*GIVEN REQUEST:*
Write out the listing beneath this instruction in its entirety, exactly as it reads.
## begin DATA TO PROCESS
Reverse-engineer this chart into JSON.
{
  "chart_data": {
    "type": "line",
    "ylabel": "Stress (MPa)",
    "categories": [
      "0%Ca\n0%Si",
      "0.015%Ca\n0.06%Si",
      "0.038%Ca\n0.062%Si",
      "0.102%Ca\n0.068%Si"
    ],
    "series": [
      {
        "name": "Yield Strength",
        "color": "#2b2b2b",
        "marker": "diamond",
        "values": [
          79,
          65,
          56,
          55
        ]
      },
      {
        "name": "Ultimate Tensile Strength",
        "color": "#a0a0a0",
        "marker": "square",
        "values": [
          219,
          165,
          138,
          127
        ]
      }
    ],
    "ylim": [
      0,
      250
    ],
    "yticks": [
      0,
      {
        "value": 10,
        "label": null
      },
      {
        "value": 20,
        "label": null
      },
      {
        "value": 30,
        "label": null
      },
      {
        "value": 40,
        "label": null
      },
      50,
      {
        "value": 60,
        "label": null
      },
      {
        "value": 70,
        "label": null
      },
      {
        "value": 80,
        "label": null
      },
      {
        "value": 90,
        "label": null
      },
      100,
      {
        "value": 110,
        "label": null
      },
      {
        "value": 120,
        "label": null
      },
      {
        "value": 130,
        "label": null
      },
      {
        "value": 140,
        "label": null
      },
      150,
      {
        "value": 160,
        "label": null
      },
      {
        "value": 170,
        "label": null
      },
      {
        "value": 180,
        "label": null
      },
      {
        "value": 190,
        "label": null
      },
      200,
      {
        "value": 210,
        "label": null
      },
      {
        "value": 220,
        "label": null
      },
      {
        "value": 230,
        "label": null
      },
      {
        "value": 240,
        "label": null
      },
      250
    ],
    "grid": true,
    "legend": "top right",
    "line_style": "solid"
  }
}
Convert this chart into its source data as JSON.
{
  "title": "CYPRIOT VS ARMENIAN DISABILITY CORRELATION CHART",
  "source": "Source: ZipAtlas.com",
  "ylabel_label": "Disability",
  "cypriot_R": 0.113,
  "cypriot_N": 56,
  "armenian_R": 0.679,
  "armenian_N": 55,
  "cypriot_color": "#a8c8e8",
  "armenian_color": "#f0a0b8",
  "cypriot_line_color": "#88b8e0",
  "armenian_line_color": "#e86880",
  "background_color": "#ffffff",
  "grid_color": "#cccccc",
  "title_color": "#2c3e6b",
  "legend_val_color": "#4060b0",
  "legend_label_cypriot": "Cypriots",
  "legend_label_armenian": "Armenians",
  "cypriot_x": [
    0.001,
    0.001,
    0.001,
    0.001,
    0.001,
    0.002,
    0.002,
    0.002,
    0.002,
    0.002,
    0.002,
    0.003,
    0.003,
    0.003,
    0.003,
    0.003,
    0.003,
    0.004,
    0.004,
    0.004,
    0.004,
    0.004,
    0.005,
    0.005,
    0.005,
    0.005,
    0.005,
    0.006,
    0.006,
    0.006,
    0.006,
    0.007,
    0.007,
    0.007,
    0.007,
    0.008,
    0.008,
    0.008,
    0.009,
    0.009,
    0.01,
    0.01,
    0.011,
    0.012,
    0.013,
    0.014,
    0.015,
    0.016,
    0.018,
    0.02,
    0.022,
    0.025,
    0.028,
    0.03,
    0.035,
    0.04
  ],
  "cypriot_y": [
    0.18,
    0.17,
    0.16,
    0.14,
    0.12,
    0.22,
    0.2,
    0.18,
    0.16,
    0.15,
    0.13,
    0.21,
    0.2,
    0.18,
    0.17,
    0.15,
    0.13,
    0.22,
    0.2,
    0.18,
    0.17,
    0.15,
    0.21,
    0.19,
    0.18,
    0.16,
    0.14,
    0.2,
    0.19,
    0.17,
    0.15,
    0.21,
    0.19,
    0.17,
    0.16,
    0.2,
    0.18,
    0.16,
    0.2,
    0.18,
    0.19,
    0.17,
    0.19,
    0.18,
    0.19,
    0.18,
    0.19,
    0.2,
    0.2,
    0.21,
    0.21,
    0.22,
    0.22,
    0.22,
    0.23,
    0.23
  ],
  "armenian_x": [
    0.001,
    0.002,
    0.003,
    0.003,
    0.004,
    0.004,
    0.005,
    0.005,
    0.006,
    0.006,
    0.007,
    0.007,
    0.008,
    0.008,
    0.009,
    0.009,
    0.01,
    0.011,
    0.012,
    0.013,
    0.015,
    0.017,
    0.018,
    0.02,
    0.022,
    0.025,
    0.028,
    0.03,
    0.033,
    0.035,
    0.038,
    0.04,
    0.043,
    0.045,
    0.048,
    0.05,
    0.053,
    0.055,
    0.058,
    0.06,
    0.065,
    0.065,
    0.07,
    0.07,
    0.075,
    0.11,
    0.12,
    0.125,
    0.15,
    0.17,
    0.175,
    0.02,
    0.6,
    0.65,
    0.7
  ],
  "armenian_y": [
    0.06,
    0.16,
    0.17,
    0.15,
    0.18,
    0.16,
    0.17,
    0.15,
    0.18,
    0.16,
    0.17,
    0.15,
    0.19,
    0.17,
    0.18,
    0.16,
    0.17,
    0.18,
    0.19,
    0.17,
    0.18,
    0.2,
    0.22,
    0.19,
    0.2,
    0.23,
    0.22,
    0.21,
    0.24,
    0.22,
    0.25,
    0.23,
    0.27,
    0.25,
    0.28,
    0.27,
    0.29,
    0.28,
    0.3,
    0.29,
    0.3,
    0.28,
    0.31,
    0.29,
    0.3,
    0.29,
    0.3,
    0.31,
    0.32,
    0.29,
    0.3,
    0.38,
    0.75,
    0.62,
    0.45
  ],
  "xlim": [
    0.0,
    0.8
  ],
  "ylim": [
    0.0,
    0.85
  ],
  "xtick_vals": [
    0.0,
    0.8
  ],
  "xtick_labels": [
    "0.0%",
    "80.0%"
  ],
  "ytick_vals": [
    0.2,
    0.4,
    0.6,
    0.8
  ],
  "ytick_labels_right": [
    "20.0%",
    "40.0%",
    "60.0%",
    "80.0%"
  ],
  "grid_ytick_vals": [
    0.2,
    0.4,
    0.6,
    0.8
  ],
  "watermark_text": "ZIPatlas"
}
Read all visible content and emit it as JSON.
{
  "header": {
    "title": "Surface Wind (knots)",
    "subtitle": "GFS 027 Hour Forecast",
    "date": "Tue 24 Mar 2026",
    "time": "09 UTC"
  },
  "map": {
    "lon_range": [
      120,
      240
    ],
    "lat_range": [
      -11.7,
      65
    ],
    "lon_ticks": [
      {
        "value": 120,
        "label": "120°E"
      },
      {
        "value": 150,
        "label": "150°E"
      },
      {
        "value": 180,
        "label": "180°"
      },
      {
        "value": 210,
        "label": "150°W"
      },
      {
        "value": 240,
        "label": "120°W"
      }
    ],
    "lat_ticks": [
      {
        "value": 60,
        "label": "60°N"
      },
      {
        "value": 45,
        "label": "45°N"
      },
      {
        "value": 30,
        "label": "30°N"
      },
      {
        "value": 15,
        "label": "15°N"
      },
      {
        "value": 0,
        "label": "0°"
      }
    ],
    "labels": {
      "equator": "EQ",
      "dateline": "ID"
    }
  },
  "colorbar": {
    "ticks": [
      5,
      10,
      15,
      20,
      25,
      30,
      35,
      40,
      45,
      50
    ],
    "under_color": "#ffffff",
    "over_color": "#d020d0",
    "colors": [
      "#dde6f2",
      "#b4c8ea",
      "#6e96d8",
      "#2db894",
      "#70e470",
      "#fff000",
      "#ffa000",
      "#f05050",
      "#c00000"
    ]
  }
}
## end DATA TO PROCESS
*SOLUTION BELOW:*
Reverse-engineer this chart into JSON.
{
  "chart_data": {
    "type": "line",
    "ylabel": "Stress (MPa)",
    "categories": [
      "0%Ca\n0%Si",
      "0.015%Ca\n0.06%Si",
      "0.038%Ca\n0.062%Si",
      "0.102%Ca\n0.068%Si"
    ],
    "series": [
      {
        "name": "Yield Strength",
        "color": "#2b2b2b",
        "marker": "diamond",
        "values": [
          79,
          65,
          56,
          55
        ]
      },
      {
        "name": "Ultimate Tensile Strength",
        "color": "#a0a0a0",
        "marker": "square",
        "values": [
          219,
          165,
          138,
          127
        ]
      }
    ],
    "ylim": [
      0,
      250
    ],
    "yticks": [
      0,
      {
        "value": 10,
        "label": null
      },
      {
        "value": 20,
        "label": null
      },
      {
        "value": 30,
        "label": null
      },
      {
        "value": 40,
        "label": null
      },
      50,
      {
        "value": 60,
        "label": null
      },
      {
        "value": 70,
        "label": null
      },
      {
        "value": 80,
        "label": null
      },
      {
        "value": 90,
        "label": null
      },
      100,
      {
        "value": 110,
        "label": null
      },
      {
        "value": 120,
        "label": null
      },
      {
        "value": 130,
        "label": null
      },
      {
        "value": 140,
        "label": null
      },
      150,
      {
        "value": 160,
        "label": null
      },
      {
        "value": 170,
        "label": null
      },
      {
        "value": 180,
        "label": null
      },
      {
        "value": 190,
        "label": null
      },
      200,
      {
        "value": 210,
        "label": null
      },
      {
        "value": 220,
        "label": null
      },
      {
        "value": 230,
        "label": null
      },
      {
        "value": 240,
        "label": null
      },
      250
    ],
    "grid": true,
    "legend": "top right",
    "line_style": "solid"
  }
}
Convert this chart into its source data as JSON.
{
  "title": "CYPRIOT VS ARMENIAN DISABILITY CORRELATION CHART",
  "source": "Source: ZipAtlas.com",
  "ylabel_label": "Disability",
  "cypriot_R": 0.113,
  "cypriot_N": 56,
  "armenian_R": 0.679,
  "armenian_N": 55,
  "cypriot_color": "#a8c8e8",
  "armenian_color": "#f0a0b8",
  "cypriot_line_color": "#88b8e0",
  "armenian_line_color": "#e86880",
  "background_color": "#ffffff",
  "grid_color": "#cccccc",
  "title_color": "#2c3e6b",
  "legend_val_color": "#4060b0",
  "legend_label_cypriot": "Cypriots",
  "legend_label_armenian": "Armenians",
  "cypriot_x": [
    0.001,
    0.001,
    0.001,
    0.001,
    0.001,
    0.002,
    0.002,
    0.002,
    0.002,
    0.002,
    0.002,
    0.003,
    0.003,
    0.003,
    0.003,
    0.003,
    0.003,
    0.004,
    0.004,
    0.004,
    0.004,
    0.004,
    0.005,
    0.005,
    0.005,
    0.005,
    0.005,
    0.006,
    0.006,
    0.006,
    0.006,
    0.007,
    0.007,
    0.007,
    0.007,
    0.008,
    0.008,
    0.008,
    0.009,
    0.009,
    0.01,
    0.01,
    0.011,
    0.012,
    0.013,
    0.014,
    0.015,
    0.016,
    0.018,
    0.02,
    0.022,
    0.025,
    0.028,
    0.03,
    0.035,
    0.04
  ],
  "cypriot_y": [
    0.18,
    0.17,
    0.16,
    0.14,
    0.12,
    0.22,
    0.2,
    0.18,
    0.16,
    0.15,
    0.13,
    0.21,
    0.2,
    0.18,
    0.17,
    0.15,
    0.13,
    0.22,
    0.2,
    0.18,
    0.17,
    0.15,
    0.21,
    0.19,
    0.18,
    0.16,
    0.14,
    0.2,
    0.19,
    0.17,
    0.15,
    0.21,
    0.19,
    0.17,
    0.16,
    0.2,
    0.18,
    0.16,
    0.2,
    0.18,
    0.19,
    0.17,
    0.19,
    0.18,
    0.19,
    0.18,
    0.19,
    0.2,
    0.2,
    0.21,
    0.21,
    0.22,
    0.22,
    0.22,
    0.23,
    0.23
  ],
  "armenian_x": [
    0.001,
    0.002,
    0.003,
    0.003,
    0.004,
    0.004,
    0.005,
    0.005,
    0.006,
    0.006,
    0.007,
    0.007,
    0.008,
    0.008,
    0.009,
    0.009,
    0.01,
    0.011,
    0.012,
    0.013,
    0.015,
    0.017,
    0.018,
    0.02,
    0.022,
    0.025,
    0.028,
    0.03,
    0.033,
    0.035,
    0.038,
    0.04,
    0.043,
    0.045,
    0.048,
    0.05,
    0.053,
    0.055,
    0.058,
    0.06,
    0.065,
    0.065,
    0.07,
    0.07,
    0.075,
    0.11,
    0.12,
    0.125,
    0.15,
    0.17,
    0.175,
    0.02,
    0.6,
    0.65,
    0.7
  ],
  "armenian_y": [
    0.06,
    0.16,
    0.17,
    0.15,
    0.18,
    0.16,
    0.17,
    0.15,
    0.18,
    0.16,
    0.17,
    0.15,
    0.19,
    0.17,
    0.18,
    0.16,
    0.17,
    0.18,
    0.19,
    0.17,
    0.18,
    0.2,
    0.22,
    0.19,
    0.2,
    0.23,
    0.22,
    0.21,
    0.24,
    0.22,
    0.25,
    0.23,
    0.27,
    0.25,
    0.28,
    0.27,
    0.29,
    0.28,
    0.3,
    0.29,
    0.3,
    0.28,
    0.31,
    0.29,
    0.3,
    0.29,
    0.3,
    0.31,
    0.32,
    0.29,
    0.3,
    0.38,
    0.75,
    0.62,
    0.45
  ],
  "xlim": [
    0.0,
    0.8
  ],
  "ylim": [
    0.0,
    0.85
  ],
  "xtick_vals": [
    0.0,
    0.8
  ],
  "xtick_labels": [
    "0.0%",
    "80.0%"
  ],
  "ytick_vals": [
    0.2,
    0.4,
    0.6,
    0.8
  ],
  "ytick_labels_right": [
    "20.0%",
    "40.0%",
    "60.0%",
    "80.0%"
  ],
  "grid_ytick_vals": [
    0.2,
    0.4,
    0.6,
    0.8
  ],
  "watermark_text": "ZIPatlas"
}
Read all visible content and emit it as JSON.
{
  "header": {
    "title": "Surface Wind (knots)",
    "subtitle": "GFS 027 Hour Forecast",
    "date": "Tue 24 Mar 2026",
    "time": "09 UTC"
  },
  "map": {
    "lon_range": [
      120,
      240
    ],
    "lat_range": [
      -11.7,
      65
    ],
    "lon_ticks": [
      {
        "value": 120,
        "label": "120°E"
      },
      {
        "value": 150,
        "label": "150°E"
      },
      {
        "value": 180,
        "label": "180°"
      },
      {
        "value": 210,
        "label": "150°W"
      },
      {
        "value": 240,
        "label": "120°W"
      }
    ],
    "lat_ticks": [
      {
        "value": 60,
        "label": "60°N"
      },
      {
        "value": 45,
        "label": "45°N"
      },
      {
        "value": 30,
        "label": "30°N"
      },
      {
        "value": 15,
        "label": "15°N"
      },
      {
        "value": 0,
        "label": "0°"
      }
    ],
    "labels": {
      "equator": "EQ",
      "dateline": "ID"
    }
  },
  "colorbar": {
    "ticks": [
      5,
      10,
      15,
      20,
      25,
      30,
      35,
      40,
      45,
      50
    ],
    "under_color": "#ffffff",
    "over_color": "#d020d0",
    "colors": [
      "#dde6f2",
      "#b4c8ea",
      "#6e96d8",
      "#2db894",
      "#70e470",
      "#fff000",
      "#ffa000",
      "#f05050",
      "#c00000"
    ]
  }
}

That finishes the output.